◆ **Task instructions**:
Pictures do not belong in the copy; quote every entry below exactly.

◆ **Task inputs**:
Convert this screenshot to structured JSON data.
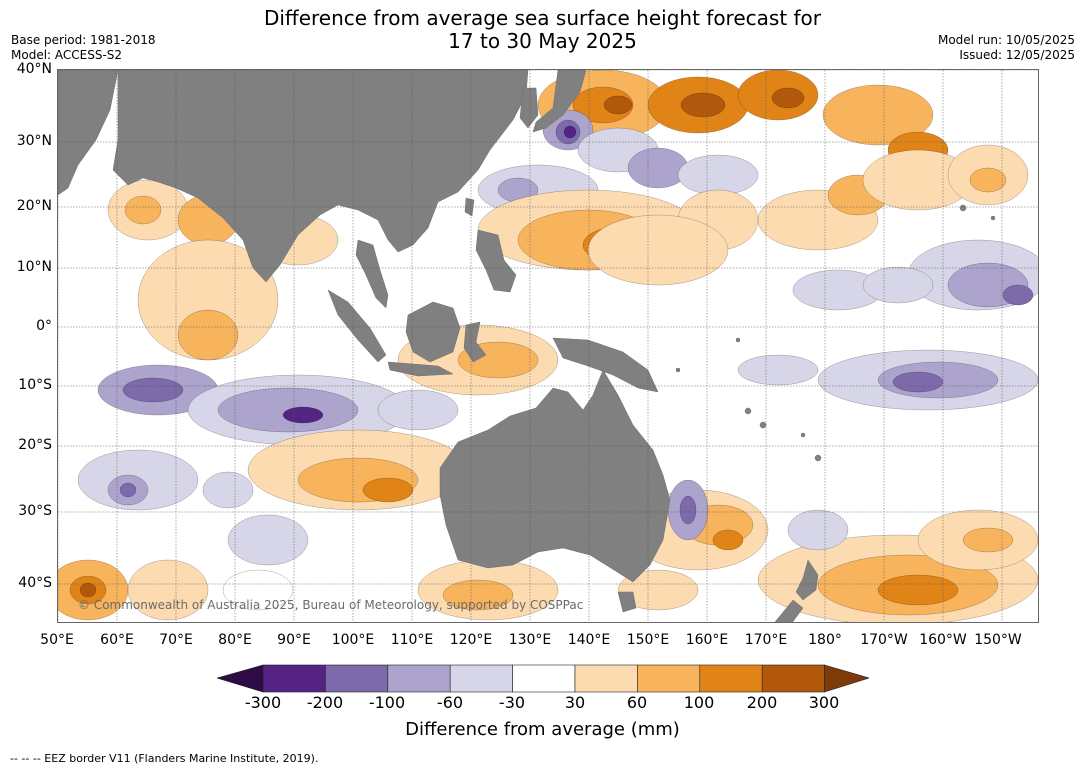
{
  "header": {
    "title_line1": "Difference from average sea surface height forecast for",
    "title_line2": "17 to 30 May 2025",
    "base_period": "Base period: 1981-2018",
    "model": "Model: ACCESS-S2",
    "model_run": "Model run: 10/05/2025",
    "issued": "Issued: 12/05/2025"
  },
  "map": {
    "lat_labels": [
      "40°N",
      "30°N",
      "20°N",
      "10°N",
      "0°",
      "10°S",
      "20°S",
      "30°S",
      "40°S"
    ],
    "lon_labels": [
      "50°E",
      "60°E",
      "70°E",
      "80°E",
      "90°E",
      "100°E",
      "110°E",
      "120°E",
      "130°E",
      "140°E",
      "150°E",
      "160°E",
      "170°E",
      "180°",
      "170°W",
      "160°W",
      "150°W"
    ],
    "credit": "© Commonwealth of Australia 2025, Bureau of Meteorology, supported by COSPPac",
    "land_color": "#808080",
    "grid": true
  },
  "legend": {
    "ticks": [
      "-300",
      "-200",
      "-100",
      "-60",
      "-30",
      "30",
      "60",
      "100",
      "200",
      "300"
    ],
    "bins": [
      {
        "range": "< -300",
        "color": "#2d0b45"
      },
      {
        "range": "-300 to -200",
        "color": "#552384"
      },
      {
        "range": "-200 to -100",
        "color": "#7c6aaa"
      },
      {
        "range": "-100 to -60",
        "color": "#aca4cc"
      },
      {
        "range": "-60 to -30",
        "color": "#d6d6e8"
      },
      {
        "range": "-30 to 30",
        "color": "#ffffff"
      },
      {
        "range": "30 to 60",
        "color": "#fddbb0"
      },
      {
        "range": "60 to 100",
        "color": "#f8b45d"
      },
      {
        "range": "100 to 200",
        "color": "#e08418"
      },
      {
        "range": "200 to 300",
        "color": "#b2580c"
      },
      {
        "range": "> 300",
        "color": "#7e3b0a"
      }
    ],
    "label": "Difference from average (mm)"
  },
  "footer": {
    "text": "--  --  -- EEZ border V11 (Flanders Marine Institute, 2019)."
  }
}
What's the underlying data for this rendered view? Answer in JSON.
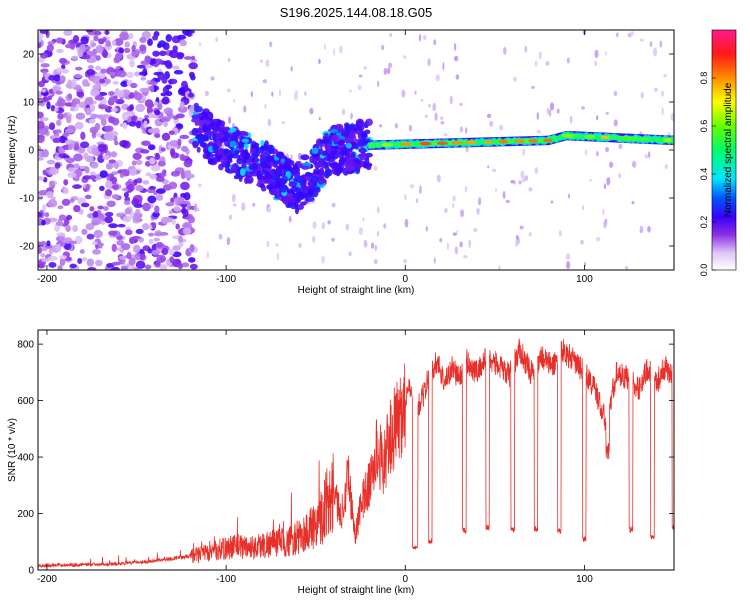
{
  "title": "S196.2025.144.08.18.G05",
  "chart_data": [
    {
      "type": "heatmap",
      "xlabel": "Height of straight line (km)",
      "ylabel": "Frequency (Hz)",
      "xlim": [
        -205,
        150
      ],
      "ylim": [
        -25,
        25
      ],
      "x_ticks": [
        -200,
        -100,
        0,
        100
      ],
      "y_ticks": [
        -20,
        -10,
        0,
        10,
        20
      ],
      "colorbar": {
        "label": "Normalized spectral amplitude",
        "range": [
          0,
          1
        ],
        "ticks": [
          0.0,
          0.2,
          0.4,
          0.6,
          0.8
        ]
      },
      "features": [
        {
          "x_range": [
            -205,
            -118
          ],
          "freq_range": [
            -25,
            25
          ],
          "amplitude": 0.12
        },
        {
          "x_range": [
            -118,
            -20
          ],
          "freq_trend": [
            [
              -118,
              5
            ],
            [
              -100,
              0
            ],
            [
              -80,
              -3
            ],
            [
              -60,
              -8
            ],
            [
              -40,
              0
            ],
            [
              -20,
              1
            ]
          ],
          "amplitude": 0.2
        },
        {
          "x_range": [
            -20,
            150
          ],
          "freq_trend": [
            [
              -20,
              1
            ],
            [
              80,
              2
            ],
            [
              90,
              3
            ],
            [
              150,
              2
            ]
          ],
          "amplitude": 0.8
        }
      ]
    },
    {
      "type": "line",
      "xlabel": "Height of straight line (km)",
      "ylabel": "SNR (10 * v/v)",
      "xlim": [
        -205,
        150
      ],
      "ylim": [
        0,
        850
      ],
      "x_ticks": [
        -200,
        -100,
        0,
        100
      ],
      "y_ticks": [
        0,
        200,
        400,
        600,
        800
      ],
      "color": "#e8302a",
      "series": [
        {
          "name": "",
          "x": [
            -205,
            -190,
            -175,
            -160,
            -145,
            -130,
            -115,
            -105,
            -95,
            -85,
            -75,
            -65,
            -58,
            -52,
            -46,
            -40,
            -36,
            -32,
            -28,
            -24,
            -20,
            -16,
            -12,
            -8,
            -4,
            0,
            3,
            6,
            10,
            14,
            18,
            22,
            26,
            30,
            34,
            40,
            46,
            52,
            58,
            64,
            70,
            76,
            82,
            88,
            94,
            100,
            106,
            112,
            118,
            124,
            130,
            136,
            140,
            145,
            150
          ],
          "y": [
            15,
            18,
            20,
            22,
            30,
            40,
            55,
            70,
            85,
            80,
            95,
            100,
            120,
            150,
            200,
            300,
            180,
            350,
            120,
            250,
            300,
            420,
            380,
            480,
            520,
            600,
            650,
            560,
            620,
            700,
            740,
            660,
            720,
            680,
            740,
            700,
            760,
            720,
            690,
            780,
            700,
            760,
            720,
            780,
            740,
            700,
            640,
            520,
            700,
            680,
            640,
            720,
            660,
            720,
            680
          ]
        }
      ],
      "dropouts": [
        {
          "x_range": [
            4,
            7
          ],
          "value": 80
        },
        {
          "x_range": [
            13,
            15
          ],
          "value": 100
        },
        {
          "x_range": [
            32,
            34
          ],
          "value": 140
        },
        {
          "x_range": [
            45,
            47
          ],
          "value": 150
        },
        {
          "x_range": [
            59,
            61
          ],
          "value": 145
        },
        {
          "x_range": [
            72,
            74
          ],
          "value": 145
        },
        {
          "x_range": [
            85,
            87
          ],
          "value": 140
        },
        {
          "x_range": [
            99,
            101
          ],
          "value": 110
        },
        {
          "x_range": [
            112,
            114
          ],
          "value": 420
        },
        {
          "x_range": [
            125,
            127
          ],
          "value": 145
        },
        {
          "x_range": [
            137,
            139
          ],
          "value": 115
        },
        {
          "x_range": [
            149,
            150
          ],
          "value": 150
        }
      ]
    }
  ]
}
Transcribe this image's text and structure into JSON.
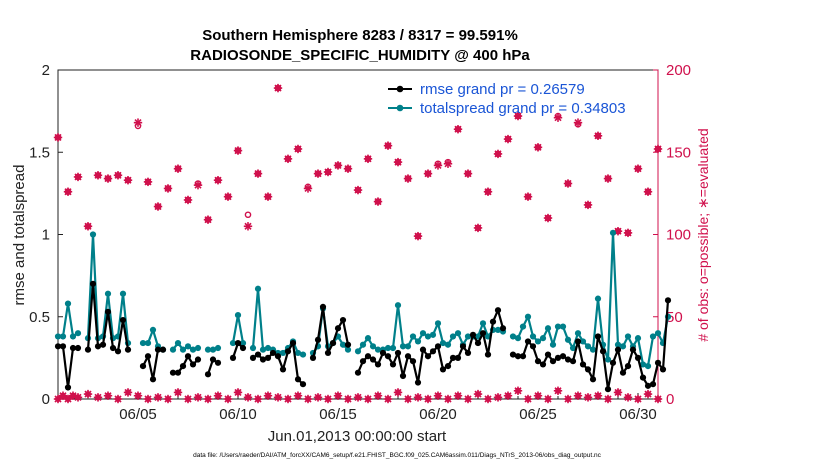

◆ **Result of the task**:
Convert this screenshot to structured JSON data.
{
  "header": {
    "title_line1": "Difference from average sea surface height forecast for",
    "title_line2": "17 to 30 May 2025",
    "base_period": "Base period: 1981-2018",
    "model": "Model: ACCESS-S2",
    "model_run": "Model run: 10/05/2025",
    "issued": "Issued: 12/05/2025"
  },
  "map": {
    "lat_labels": [
      "40°N",
      "30°N",
      "20°N",
      "10°N",
      "0°",
      "10°S",
      "20°S",
      "30°S",
      "40°S"
    ],
    "lon_labels": [
      "50°E",
      "60°E",
      "70°E",
      "80°E",
      "90°E",
      "100°E",
      "110°E",
      "120°E",
      "130°E",
      "140°E",
      "150°E",
      "160°E",
      "170°E",
      "180°",
      "170°W",
      "160°W",
      "150°W"
    ],
    "credit": "© Commonwealth of Australia 2025, Bureau of Meteorology, supported by COSPPac",
    "land_color": "#808080",
    "grid": true
  },
  "legend": {
    "ticks": [
      "-300",
      "-200",
      "-100",
      "-60",
      "-30",
      "30",
      "60",
      "100",
      "200",
      "300"
    ],
    "bins": [
      {
        "range": "< -300",
        "color": "#2d0b45"
      },
      {
        "range": "-300 to -200",
        "color": "#552384"
      },
      {
        "range": "-200 to -100",
        "color": "#7c6aaa"
      },
      {
        "range": "-100 to -60",
        "color": "#aca4cc"
      },
      {
        "range": "-60 to -30",
        "color": "#d6d6e8"
      },
      {
        "range": "-30 to 30",
        "color": "#ffffff"
      },
      {
        "range": "30 to 60",
        "color": "#fddbb0"
      },
      {
        "range": "60 to 100",
        "color": "#f8b45d"
      },
      {
        "range": "100 to 200",
        "color": "#e08418"
      },
      {
        "range": "200 to 300",
        "color": "#b2580c"
      },
      {
        "range": "> 300",
        "color": "#7e3b0a"
      }
    ],
    "label": "Difference from average (mm)"
  },
  "footer": {
    "text": "--  --  -- EEZ border V11 (Flanders Marine Institute, 2019)."
  }
}
What's the underlying data for this rendered view? Answer in JSON.
{
  "title": "S196.2025.144.08.18.G05",
  "chart_data": [
    {
      "type": "heatmap",
      "xlabel": "Height of straight line (km)",
      "ylabel": "Frequency (Hz)",
      "xlim": [
        -205,
        150
      ],
      "ylim": [
        -25,
        25
      ],
      "x_ticks": [
        -200,
        -100,
        0,
        100
      ],
      "y_ticks": [
        -20,
        -10,
        0,
        10,
        20
      ],
      "colorbar": {
        "label": "Normalized spectral amplitude",
        "range": [
          0,
          1
        ],
        "ticks": [
          0.0,
          0.2,
          0.4,
          0.6,
          0.8
        ]
      },
      "features": [
        {
          "x_range": [
            -205,
            -118
          ],
          "freq_range": [
            -25,
            25
          ],
          "amplitude": 0.12
        },
        {
          "x_range": [
            -118,
            -20
          ],
          "freq_trend": [
            [
              -118,
              5
            ],
            [
              -100,
              0
            ],
            [
              -80,
              -3
            ],
            [
              -60,
              -8
            ],
            [
              -40,
              0
            ],
            [
              -20,
              1
            ]
          ],
          "amplitude": 0.2
        },
        {
          "x_range": [
            -20,
            150
          ],
          "freq_trend": [
            [
              -20,
              1
            ],
            [
              80,
              2
            ],
            [
              90,
              3
            ],
            [
              150,
              2
            ]
          ],
          "amplitude": 0.8
        }
      ]
    },
    {
      "type": "line",
      "xlabel": "Height of straight line (km)",
      "ylabel": "SNR (10 * v/v)",
      "xlim": [
        -205,
        150
      ],
      "ylim": [
        0,
        850
      ],
      "x_ticks": [
        -200,
        -100,
        0,
        100
      ],
      "y_ticks": [
        0,
        200,
        400,
        600,
        800
      ],
      "color": "#e8302a",
      "series": [
        {
          "name": "",
          "x": [
            -205,
            -190,
            -175,
            -160,
            -145,
            -130,
            -115,
            -105,
            -95,
            -85,
            -75,
            -65,
            -58,
            -52,
            -46,
            -40,
            -36,
            -32,
            -28,
            -24,
            -20,
            -16,
            -12,
            -8,
            -4,
            0,
            3,
            6,
            10,
            14,
            18,
            22,
            26,
            30,
            34,
            40,
            46,
            52,
            58,
            64,
            70,
            76,
            82,
            88,
            94,
            100,
            106,
            112,
            118,
            124,
            130,
            136,
            140,
            145,
            150
          ],
          "y": [
            15,
            18,
            20,
            22,
            30,
            40,
            55,
            70,
            85,
            80,
            95,
            100,
            120,
            150,
            200,
            300,
            180,
            350,
            120,
            250,
            300,
            420,
            380,
            480,
            520,
            600,
            650,
            560,
            620,
            700,
            740,
            660,
            720,
            680,
            740,
            700,
            760,
            720,
            690,
            780,
            700,
            760,
            720,
            780,
            740,
            700,
            640,
            520,
            700,
            680,
            640,
            720,
            660,
            720,
            680
          ]
        }
      ],
      "dropouts": [
        {
          "x_range": [
            4,
            7
          ],
          "value": 80
        },
        {
          "x_range": [
            13,
            15
          ],
          "value": 100
        },
        {
          "x_range": [
            32,
            34
          ],
          "value": 140
        },
        {
          "x_range": [
            45,
            47
          ],
          "value": 150
        },
        {
          "x_range": [
            59,
            61
          ],
          "value": 145
        },
        {
          "x_range": [
            72,
            74
          ],
          "value": 145
        },
        {
          "x_range": [
            85,
            87
          ],
          "value": 140
        },
        {
          "x_range": [
            99,
            101
          ],
          "value": 110
        },
        {
          "x_range": [
            112,
            114
          ],
          "value": 420
        },
        {
          "x_range": [
            125,
            127
          ],
          "value": 145
        },
        {
          "x_range": [
            137,
            139
          ],
          "value": 115
        },
        {
          "x_range": [
            149,
            150
          ],
          "value": 150
        }
      ]
    }
  ]
}
Transcribe this image's text and structure into JSON.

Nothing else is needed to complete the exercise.